**Task description**:
Collect all the lines that mention the word "General".
——
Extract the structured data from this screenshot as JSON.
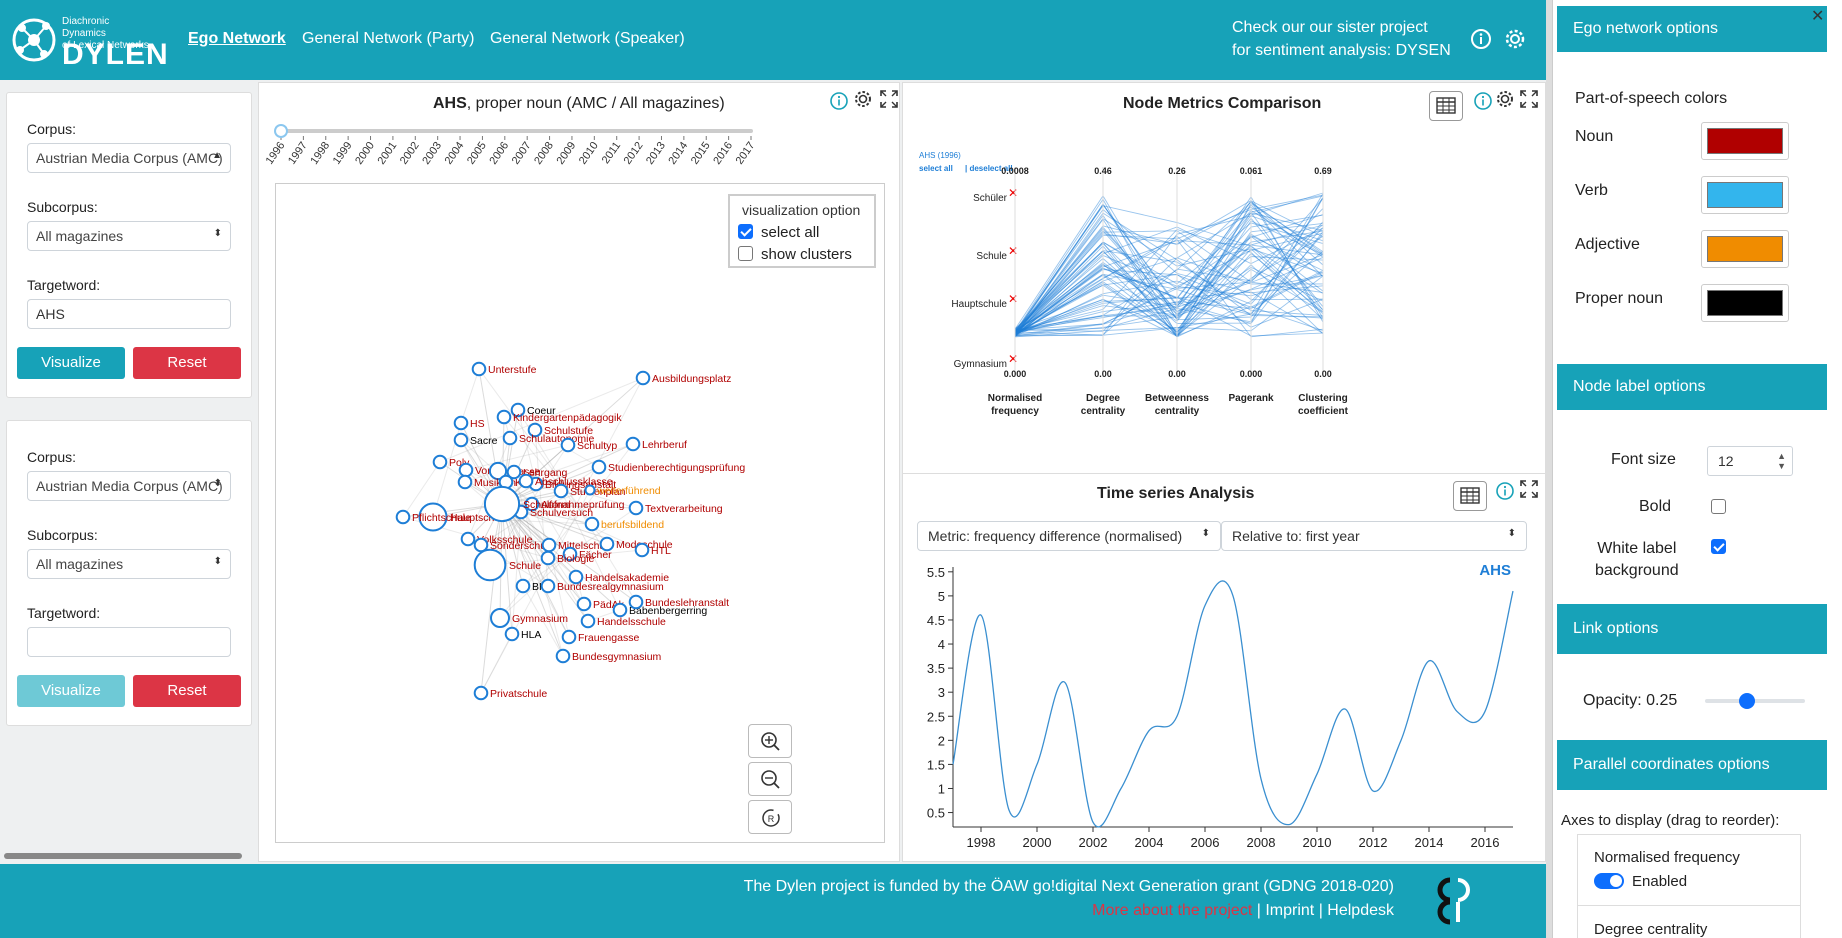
{
  "header": {
    "logo_small": [
      "Diachronic Dynamics",
      "of Lexical Networks"
    ],
    "logo_big": "DYLEN",
    "nav": [
      {
        "label": "Ego Network",
        "active": true
      },
      {
        "label": "General Network (Party)",
        "active": false
      },
      {
        "label": "General Network (Speaker)",
        "active": false
      }
    ],
    "sister_line1": "Check our our sister project",
    "sister_line2": "for sentiment analysis: DYSEN"
  },
  "left_panels": [
    {
      "corpus_label": "Corpus:",
      "corpus_value": "Austrian Media Corpus (AMC)",
      "subcorpus_label": "Subcorpus:",
      "subcorpus_value": "All magazines",
      "target_label": "Targetword:",
      "target_value": "AHS",
      "visualize": "Visualize",
      "reset": "Reset",
      "visualize_disabled": false
    },
    {
      "corpus_label": "Corpus:",
      "corpus_value": "Austrian Media Corpus (AMC)",
      "subcorpus_label": "Subcorpus:",
      "subcorpus_value": "All magazines",
      "target_label": "Targetword:",
      "target_value": "",
      "visualize": "Visualize",
      "reset": "Reset",
      "visualize_disabled": true
    }
  ],
  "network": {
    "title_bold": "AHS",
    "title_rest": ", proper noun (AMC / All magazines)",
    "years": [
      "1996",
      "1997",
      "1998",
      "1999",
      "2000",
      "2001",
      "2002",
      "2003",
      "2004",
      "2005",
      "2006",
      "2007",
      "2008",
      "2009",
      "2010",
      "2011",
      "2012",
      "2013",
      "2014",
      "2015",
      "2016",
      "2017"
    ],
    "vis_option_legend": "visualization option",
    "select_all": "select all",
    "show_clusters": "show clusters",
    "node_color": "#1e7ed6",
    "nodes": [
      {
        "label": "Unterstufe",
        "pos": "noun"
      },
      {
        "label": "Ausbildungsplatz",
        "pos": "noun"
      },
      {
        "label": "Coeur",
        "pos": "proper"
      },
      {
        "label": "HS",
        "pos": "noun"
      },
      {
        "label": "Kindergartenpädagogik",
        "pos": "noun"
      },
      {
        "label": "Schulstufe",
        "pos": "noun"
      },
      {
        "label": "Sacre",
        "pos": "proper"
      },
      {
        "label": "Schulautonomie",
        "pos": "noun"
      },
      {
        "label": "Schultyp",
        "pos": "noun"
      },
      {
        "label": "Lehrberuf",
        "pos": "noun"
      },
      {
        "label": "Poly",
        "pos": "noun"
      },
      {
        "label": "Vorschule",
        "pos": "noun"
      },
      {
        "label": "Klasse",
        "pos": "noun"
      },
      {
        "label": "Lehrgang",
        "pos": "noun"
      },
      {
        "label": "Studienberechtigungsprüfung",
        "pos": "noun"
      },
      {
        "label": "Musikum",
        "pos": "noun"
      },
      {
        "label": "Kolleg",
        "pos": "noun"
      },
      {
        "label": "Bildungsanstalt",
        "pos": "noun"
      },
      {
        "label": "Abschlussklasse",
        "pos": "noun"
      },
      {
        "label": "Studienplan",
        "pos": "noun"
      },
      {
        "label": "weiterführend",
        "pos": "adj"
      },
      {
        "label": "Aufnahmeprüfung",
        "pos": "noun"
      },
      {
        "label": "Textverarbeitung",
        "pos": "noun"
      },
      {
        "label": "Schulversuch",
        "pos": "noun"
      },
      {
        "label": "Hauptschule",
        "pos": "noun"
      },
      {
        "label": "Pflichtschule",
        "pos": "noun"
      },
      {
        "label": "Schulform",
        "pos": "noun"
      },
      {
        "label": "berufsbildend",
        "pos": "adj"
      },
      {
        "label": "Volksschule",
        "pos": "noun"
      },
      {
        "label": "Sonderschule",
        "pos": "noun"
      },
      {
        "label": "Mittelschule",
        "pos": "noun"
      },
      {
        "label": "Modeschule",
        "pos": "noun"
      },
      {
        "label": "HTL",
        "pos": "noun"
      },
      {
        "label": "Fächer",
        "pos": "noun"
      },
      {
        "label": "Biologie",
        "pos": "noun"
      },
      {
        "label": "Schule",
        "pos": "noun"
      },
      {
        "label": "Handelsakademie",
        "pos": "noun"
      },
      {
        "label": "BHS",
        "pos": "proper"
      },
      {
        "label": "Bundesrealgymnasium",
        "pos": "noun"
      },
      {
        "label": "PädAk",
        "pos": "noun"
      },
      {
        "label": "Babenbergerring",
        "pos": "proper"
      },
      {
        "label": "Bundeslehranstalt",
        "pos": "noun"
      },
      {
        "label": "Gymnasium",
        "pos": "noun"
      },
      {
        "label": "Handelsschule",
        "pos": "noun"
      },
      {
        "label": "HLA",
        "pos": "proper"
      },
      {
        "label": "Frauengasse",
        "pos": "noun"
      },
      {
        "label": "Bundesgymnasium",
        "pos": "noun"
      },
      {
        "label": "Privatschule",
        "pos": "noun"
      }
    ]
  },
  "metrics": {
    "title": "Node Metrics Comparison",
    "legend_label": "AHS (1996)",
    "select_all": "select all",
    "deselect_all": "deselect all",
    "axes": [
      {
        "name": [
          "Normalised",
          "frequency"
        ],
        "max": "0.0008",
        "min": "0.000"
      },
      {
        "name": [
          "Degree",
          "centrality"
        ],
        "max": "0.46",
        "min": "0.00"
      },
      {
        "name": [
          "Betweenness",
          "centrality"
        ],
        "max": "0.26",
        "min": "0.00"
      },
      {
        "name": [
          "Pagerank"
        ],
        "max": "0.061",
        "min": "0.000"
      },
      {
        "name": [
          "Clustering",
          "coefficient"
        ],
        "max": "0.69",
        "min": "0.00"
      }
    ],
    "row_labels": [
      "Schüler",
      "Schule",
      "Hauptschule",
      "Gymnasium"
    ]
  },
  "timeseries": {
    "title": "Time series Analysis",
    "metric_select": "Metric: frequency difference (normalised)",
    "relative_select": "Relative to: first year",
    "series_label": "AHS",
    "chart_data": {
      "type": "line",
      "x": [
        1997,
        1998,
        1999,
        2000,
        2001,
        2002,
        2003,
        2004,
        2005,
        2006,
        2007,
        2008,
        2009,
        2010,
        2011,
        2012,
        2013,
        2014,
        2015,
        2016,
        2017
      ],
      "series": [
        {
          "name": "AHS",
          "values": [
            1.5,
            4.6,
            0.55,
            1.5,
            3.2,
            0.3,
            1.0,
            2.2,
            2.5,
            4.8,
            5.0,
            1.2,
            0.25,
            1.3,
            2.65,
            0.95,
            2.0,
            3.65,
            2.6,
            2.6,
            5.1
          ]
        }
      ],
      "xticks": [
        "1998",
        "2000",
        "2002",
        "2004",
        "2006",
        "2008",
        "2010",
        "2012",
        "2014",
        "2016"
      ],
      "yticks": [
        "0.5",
        "1",
        "1.5",
        "2",
        "2.5",
        "3",
        "3.5",
        "4",
        "4.5",
        "5",
        "5.5"
      ],
      "ylim": [
        0.2,
        5.6
      ],
      "xlim": [
        1997,
        2017
      ],
      "color": "#3a8fd0"
    }
  },
  "footer": {
    "line1": "The Dylen project is funded by the ÖAW go!digital Next Generation grant (GDNG 2018-020)",
    "more": "More about the project",
    "imprint": "Imprint",
    "helpdesk": "Helpdesk",
    "sep": "|"
  },
  "options": {
    "ego_title": "Ego network options",
    "pos_colors_label": "Part-of-speech colors",
    "pos_colors": [
      {
        "label": "Noun",
        "color": "#b00000"
      },
      {
        "label": "Verb",
        "color": "#33b5ed"
      },
      {
        "label": "Adjective",
        "color": "#f08c00"
      },
      {
        "label": "Proper noun",
        "color": "#000000"
      }
    ],
    "node_label_title": "Node label options",
    "font_size_label": "Font size",
    "font_size_value": "12",
    "bold_label": "Bold",
    "white_bg_label": [
      "White label",
      "background"
    ],
    "link_title": "Link options",
    "opacity_label": "Opacity: 0.25",
    "opacity_value": 0.25,
    "pc_title": "Parallel coordinates options",
    "axes_label": "Axes to display (drag to reorder):",
    "axis_items": [
      {
        "label": "Normalised frequency",
        "state": "Enabled"
      },
      {
        "label": "Degree centrality",
        "state": ""
      }
    ]
  }
}
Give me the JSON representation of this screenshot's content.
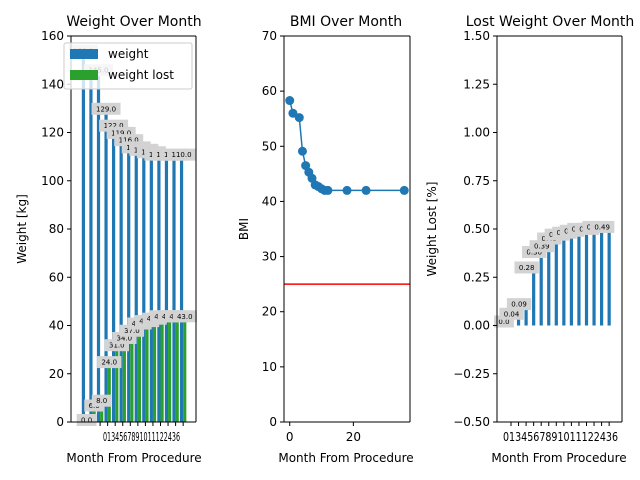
{
  "chart_data": [
    {
      "type": "bar",
      "title": "Weight Over Month",
      "xlabel": "Month From Procedure",
      "ylabel": "Weight [kg]",
      "categories": [
        "0",
        "1",
        "3",
        "4",
        "5",
        "6",
        "7",
        "8",
        "9",
        "10",
        "11",
        "12",
        "24",
        "36"
      ],
      "ylim": [
        0,
        160
      ],
      "yticks": [
        0,
        20,
        40,
        60,
        80,
        100,
        120,
        140,
        160
      ],
      "legend": "top-right",
      "series": [
        {
          "name": "weight",
          "color": "#1f77b4",
          "values": [
            153.0,
            147.0,
            145.0,
            129.0,
            122.0,
            119.0,
            116.0,
            113.0,
            112.0,
            111.0,
            110.0,
            110.0,
            110.0,
            110.0
          ],
          "labels": [
            "153.0",
            "",
            "145.0",
            "129.0",
            "122.0",
            "119.0",
            "116.0",
            "113.0",
            "112.0",
            "111.0",
            "110.0",
            "110.0",
            "110.0",
            "110.0"
          ]
        },
        {
          "name": "weight lost",
          "color": "#2ca02c",
          "values": [
            0.0,
            6.0,
            8.0,
            24.0,
            31.0,
            34.0,
            37.0,
            40.0,
            41.0,
            42.0,
            43.0,
            43.0,
            43.0,
            43.0
          ],
          "labels": [
            "0.0",
            "6.0",
            "8.0",
            "24.0",
            "31.0",
            "34.0",
            "37.0",
            "40.0",
            "41.0",
            "42.0",
            "43.0",
            "43.0",
            "43.0",
            "43.0"
          ]
        }
      ]
    },
    {
      "type": "line",
      "title": "BMI Over Month",
      "xlabel": "Month From Procedure",
      "ylabel": "BMI",
      "xlim": [
        -1.8,
        37.8
      ],
      "ylim": [
        0,
        70
      ],
      "xticks": [
        0,
        20
      ],
      "yticks": [
        0,
        10,
        20,
        30,
        40,
        50,
        60,
        70
      ],
      "series": [
        {
          "name": "",
          "color": "#1f77b4",
          "x": [
            0,
            1,
            3,
            4,
            5,
            6,
            7,
            8,
            9,
            10,
            11,
            12,
            18,
            24,
            36
          ],
          "y": [
            58.3,
            56.0,
            55.2,
            49.1,
            46.5,
            45.3,
            44.2,
            43.0,
            42.7,
            42.3,
            42.0,
            42.0,
            42.0,
            42.0,
            42.0
          ]
        }
      ],
      "reference_line": {
        "y": 25,
        "color": "#ff0000"
      }
    },
    {
      "type": "bar",
      "title": "Lost Weight Over Month",
      "xlabel": "Month From Procedure",
      "ylabel": "Weight Lost [%]",
      "categories": [
        "0",
        "1",
        "3",
        "4",
        "5",
        "6",
        "7",
        "8",
        "9",
        "10",
        "11",
        "12",
        "24",
        "36"
      ],
      "ylim": [
        -0.5,
        1.5
      ],
      "yticks": [
        -0.5,
        -0.25,
        0.0,
        0.25,
        0.5,
        0.75,
        1.0,
        1.25,
        1.5
      ],
      "ytick_labels": [
        "−0.50",
        "−0.25",
        "0.00",
        "0.25",
        "0.50",
        "0.75",
        "1.00",
        "1.25",
        "1.50"
      ],
      "series": [
        {
          "name": "",
          "color": "#1f77b4",
          "values": [
            0.0,
            0.04,
            0.09,
            0.28,
            0.36,
            0.39,
            0.43,
            0.45,
            0.46,
            0.47,
            0.48,
            0.48,
            0.49,
            0.49
          ],
          "labels": [
            "0.0",
            "0.04",
            "0.09",
            "0.28",
            "0.36",
            "0.39",
            "0.43",
            "0.45",
            "0.46",
            "0.47",
            "0.48",
            "0.48",
            "0.49",
            "0.49"
          ]
        }
      ]
    }
  ]
}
——
**Answer to this exercise**:
        "label": "General Network (Party)",
        "label": "General Network (Speaker)",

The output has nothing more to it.